SET TASK: Reproduce the listing below, substituting "fold-toggle-icon" for every occurrence of "fold-marker-icon" and leaving all other text unchanged. Omit the picture from your answer.

EXCERPTED DATA:

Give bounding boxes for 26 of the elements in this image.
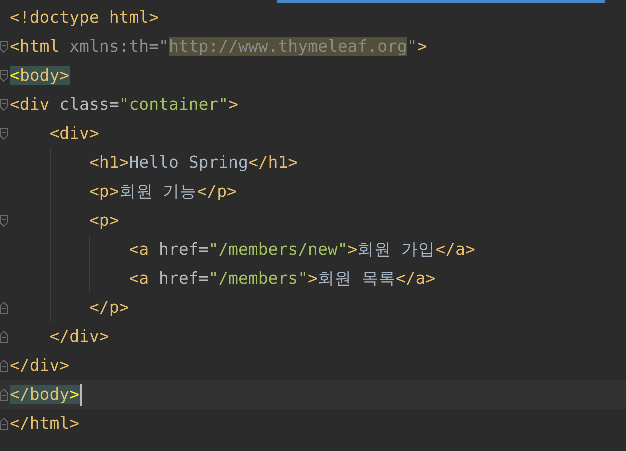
code-line: <!doctype html> xyxy=(10,6,160,28)
fold-marker-icon[interactable] xyxy=(0,128,8,140)
code-line: <div class="container"> xyxy=(10,94,238,116)
fold-marker-icon[interactable] xyxy=(0,388,8,400)
code-line: </div> xyxy=(10,354,70,376)
fold-marker-icon[interactable] xyxy=(0,418,8,430)
fold-marker-icon[interactable] xyxy=(0,302,8,314)
fold-marker-icon[interactable] xyxy=(0,214,8,226)
fold-marker-icon[interactable] xyxy=(0,70,8,82)
fold-marker-icon[interactable] xyxy=(0,40,8,52)
code-line: </div> xyxy=(50,326,110,348)
code-line: <h1>Hello Spring</h1> xyxy=(89,152,298,174)
code-line: <div> xyxy=(50,122,100,144)
code-line: <a href="/members/new">회원 가입</a> xyxy=(129,238,476,260)
fold-marker-icon[interactable] xyxy=(0,330,8,342)
fold-marker-icon[interactable] xyxy=(0,360,8,372)
code-line: </p> xyxy=(89,296,130,318)
code-line: </body> xyxy=(10,384,80,406)
text-cursor xyxy=(80,384,82,406)
code-line: <a href="/members">회원 목록</a> xyxy=(129,268,436,290)
code-line: <p>회원 기능</p> xyxy=(89,180,237,202)
code-line: <p> xyxy=(89,210,120,232)
code-line: <html xmlns:th="http://www.thymeleaf.org"> xyxy=(10,36,428,58)
code-line: </html> xyxy=(10,412,80,434)
code-line: <body> xyxy=(10,64,70,86)
fold-marker-icon[interactable] xyxy=(0,98,8,110)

ANSWER TO THE TASK:
Give bounding boxes for 26 of the elements in this image.
code-line: <!doctype html> xyxy=(10,6,160,28)
fold-toggle-icon[interactable] xyxy=(0,128,8,140)
code-line: <div class="container"> xyxy=(10,94,238,116)
fold-toggle-icon[interactable] xyxy=(0,388,8,400)
code-line: </div> xyxy=(10,354,70,376)
fold-toggle-icon[interactable] xyxy=(0,418,8,430)
fold-toggle-icon[interactable] xyxy=(0,302,8,314)
fold-toggle-icon[interactable] xyxy=(0,214,8,226)
fold-toggle-icon[interactable] xyxy=(0,70,8,82)
fold-toggle-icon[interactable] xyxy=(0,40,8,52)
code-line: </div> xyxy=(50,326,110,348)
code-line: <h1>Hello Spring</h1> xyxy=(89,152,298,174)
code-line: <div> xyxy=(50,122,100,144)
code-line: <a href="/members/new">회원 가입</a> xyxy=(129,238,476,260)
fold-toggle-icon[interactable] xyxy=(0,330,8,342)
fold-toggle-icon[interactable] xyxy=(0,360,8,372)
code-line: </p> xyxy=(89,296,130,318)
code-line: </body> xyxy=(10,384,80,406)
text-cursor xyxy=(80,384,82,406)
code-line: <a href="/members">회원 목록</a> xyxy=(129,268,436,290)
code-line: <p>회원 기능</p> xyxy=(89,180,237,202)
code-line: <p> xyxy=(89,210,120,232)
code-line: <html xmlns:th="http://www.thymeleaf.org"> xyxy=(10,36,428,58)
code-line: </html> xyxy=(10,412,80,434)
code-line: <body> xyxy=(10,64,70,86)
fold-toggle-icon[interactable] xyxy=(0,98,8,110)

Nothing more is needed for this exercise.